#### Given task
Which lines hold the word "JSON"? Copy each one.

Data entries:
— Begin —

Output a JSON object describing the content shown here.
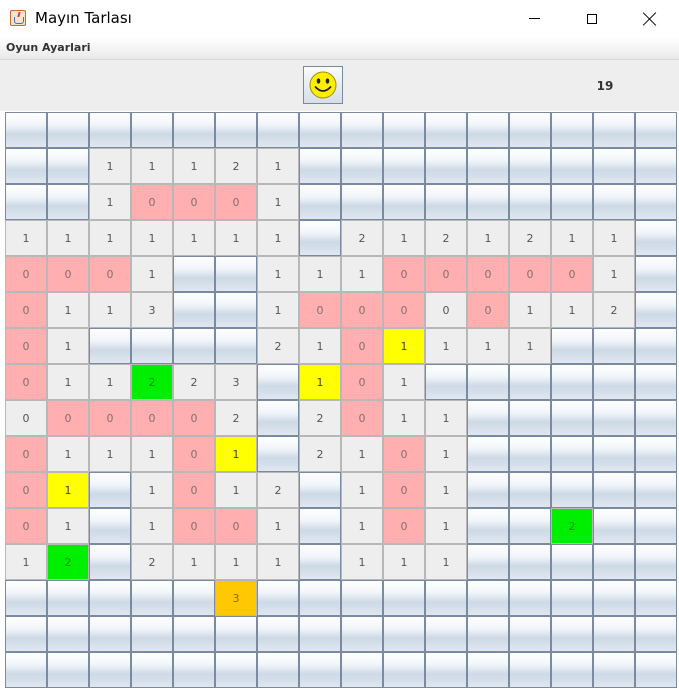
{
  "window": {
    "title": "Mayın Tarlası"
  },
  "menu": {
    "items": [
      "Oyun Ayarlari"
    ]
  },
  "toolbar": {
    "counter": "19"
  },
  "colors": {
    "revealed": "#eeeeee",
    "pink": "#ffafaf",
    "yellow": "#ffff00",
    "green": "#00ee00",
    "orange": "#ffc800"
  },
  "board": {
    "rows": [
      [
        "H",
        "H",
        "H",
        "H",
        "H",
        "H",
        "H",
        "H",
        "H",
        "H",
        "H",
        "H",
        "H",
        "H",
        "H",
        "H"
      ],
      [
        "H",
        "H",
        "r1",
        "r1",
        "r1",
        "r2",
        "r1",
        "H",
        "H",
        "H",
        "H",
        "H",
        "H",
        "H",
        "H",
        "H"
      ],
      [
        "H",
        "H",
        "r1",
        "p0",
        "p0",
        "p0",
        "r1",
        "H",
        "H",
        "H",
        "H",
        "H",
        "H",
        "H",
        "H",
        "H"
      ],
      [
        "r1",
        "r1",
        "r1",
        "r1",
        "r1",
        "r1",
        "r1",
        "H",
        "r2",
        "r1",
        "r2",
        "r1",
        "r2",
        "r1",
        "r1",
        "H"
      ],
      [
        "p0",
        "p0",
        "p0",
        "r1",
        "H",
        "H",
        "r1",
        "r1",
        "r1",
        "p0",
        "p0",
        "p0",
        "p0",
        "p0",
        "r1",
        "H"
      ],
      [
        "p0",
        "r1",
        "r1",
        "r3",
        "H",
        "H",
        "r1",
        "p0",
        "p0",
        "p0",
        "r0",
        "p0",
        "r1",
        "r1",
        "r2",
        "H"
      ],
      [
        "p0",
        "r1",
        "H",
        "H",
        "H",
        "H",
        "r2",
        "r1",
        "p0",
        "y1",
        "r1",
        "r1",
        "r1",
        "H",
        "H",
        "H"
      ],
      [
        "p0",
        "r1",
        "r1",
        "g2",
        "r2",
        "r3",
        "H",
        "y1",
        "p0",
        "r1",
        "H",
        "H",
        "H",
        "H",
        "H",
        "H"
      ],
      [
        "r0",
        "p0",
        "p0",
        "p0",
        "p0",
        "r2",
        "H",
        "r2",
        "p0",
        "r1",
        "r1",
        "H",
        "H",
        "H",
        "H",
        "H"
      ],
      [
        "p0",
        "r1",
        "r1",
        "r1",
        "p0",
        "y1",
        "H",
        "r2",
        "r1",
        "p0",
        "r1",
        "H",
        "H",
        "H",
        "H",
        "H"
      ],
      [
        "p0",
        "y1",
        "H",
        "r1",
        "p0",
        "r1",
        "r2",
        "H",
        "r1",
        "p0",
        "r1",
        "H",
        "H",
        "H",
        "H",
        "H"
      ],
      [
        "p0",
        "r1",
        "H",
        "r1",
        "p0",
        "p0",
        "r1",
        "H",
        "r1",
        "p0",
        "r1",
        "H",
        "H",
        "g2",
        "H",
        "H"
      ],
      [
        "r1",
        "g2",
        "H",
        "r2",
        "r1",
        "r1",
        "r1",
        "H",
        "r1",
        "r1",
        "r1",
        "H",
        "H",
        "H",
        "H",
        "H"
      ],
      [
        "H",
        "H",
        "H",
        "H",
        "H",
        "o3",
        "H",
        "H",
        "H",
        "H",
        "H",
        "H",
        "H",
        "H",
        "H",
        "H"
      ],
      [
        "H",
        "H",
        "H",
        "H",
        "H",
        "H",
        "H",
        "H",
        "H",
        "H",
        "H",
        "H",
        "H",
        "H",
        "H",
        "H"
      ],
      [
        "H",
        "H",
        "H",
        "H",
        "H",
        "H",
        "H",
        "H",
        "H",
        "H",
        "H",
        "H",
        "H",
        "H",
        "H",
        "H"
      ]
    ]
  }
}
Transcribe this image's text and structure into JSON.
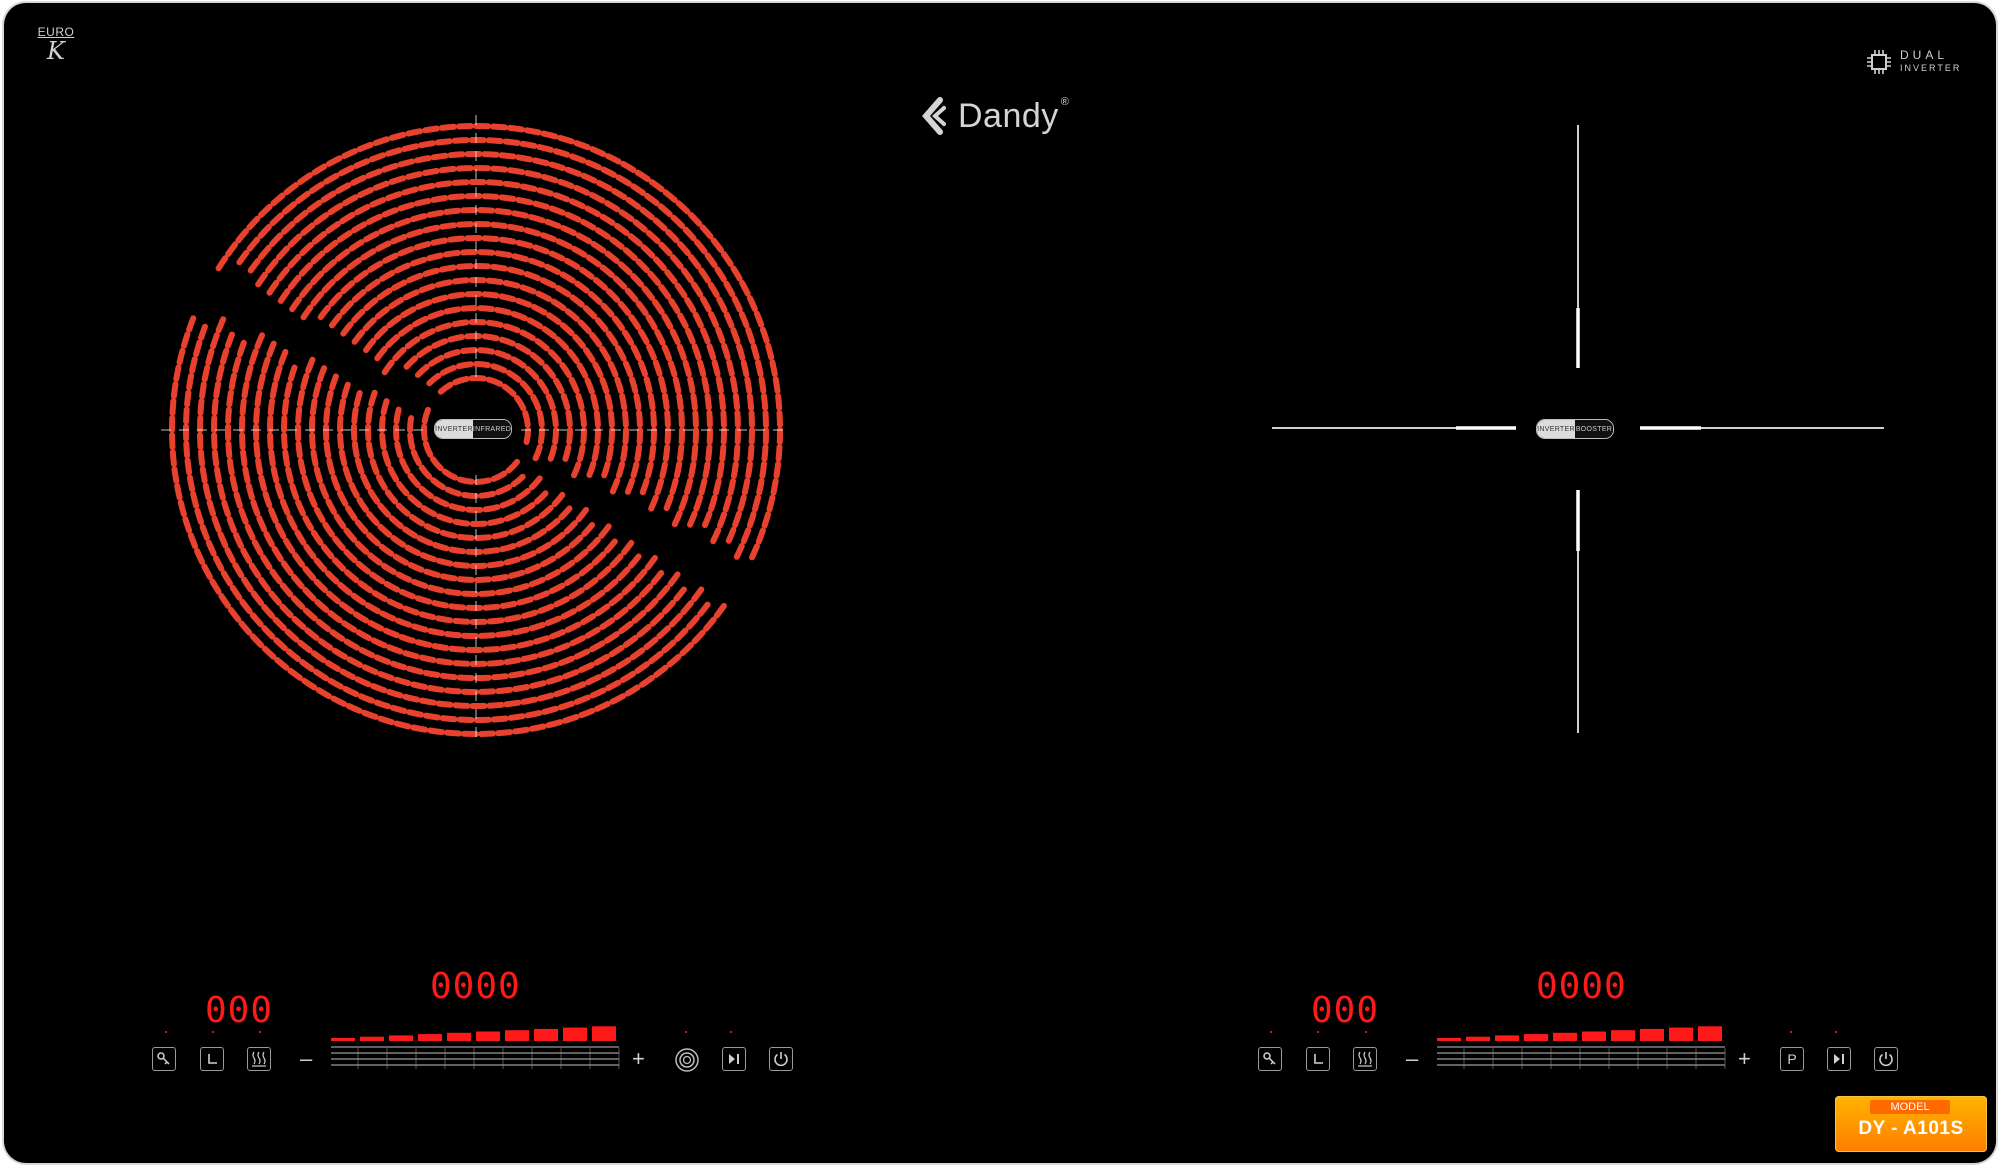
{
  "badges": {
    "euro_text": "EURO",
    "euro_mark": "K",
    "dual_line1": "DUAL",
    "dual_line2": "INVERTER"
  },
  "brand": {
    "name": "Dandy",
    "reg_mark": "®"
  },
  "zones": {
    "left": {
      "label_a": "INVERTER",
      "label_b": "INFRARED"
    },
    "right": {
      "label_a": "INVERTER",
      "label_b": "BOOSTER"
    }
  },
  "panels": {
    "left": {
      "timer": "000",
      "power": "0000",
      "minus": "–",
      "plus": "+",
      "level_bars": 10,
      "special_icon": "circle-mode-icon",
      "special_label": ""
    },
    "right": {
      "timer": "000",
      "power": "0000",
      "minus": "–",
      "plus": "+",
      "level_bars": 10,
      "special_icon": "p-mode-icon",
      "special_label": "P"
    }
  },
  "icons": [
    "key-lock-icon",
    "timer-icon",
    "keep-warm-icon",
    "pause-play-icon",
    "power-icon",
    "chip-icon"
  ],
  "model": {
    "label": "MODEL",
    "value": "DY - A101S"
  },
  "colors": {
    "glass": "#000000",
    "coil": "#e8412e",
    "display": "#ff1a1a",
    "silver": "#cfcfcf"
  }
}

— End —

#### Solution to this problem
Output a JSON object describing the content shown here.
Transcribe this image's text and structure into JSON.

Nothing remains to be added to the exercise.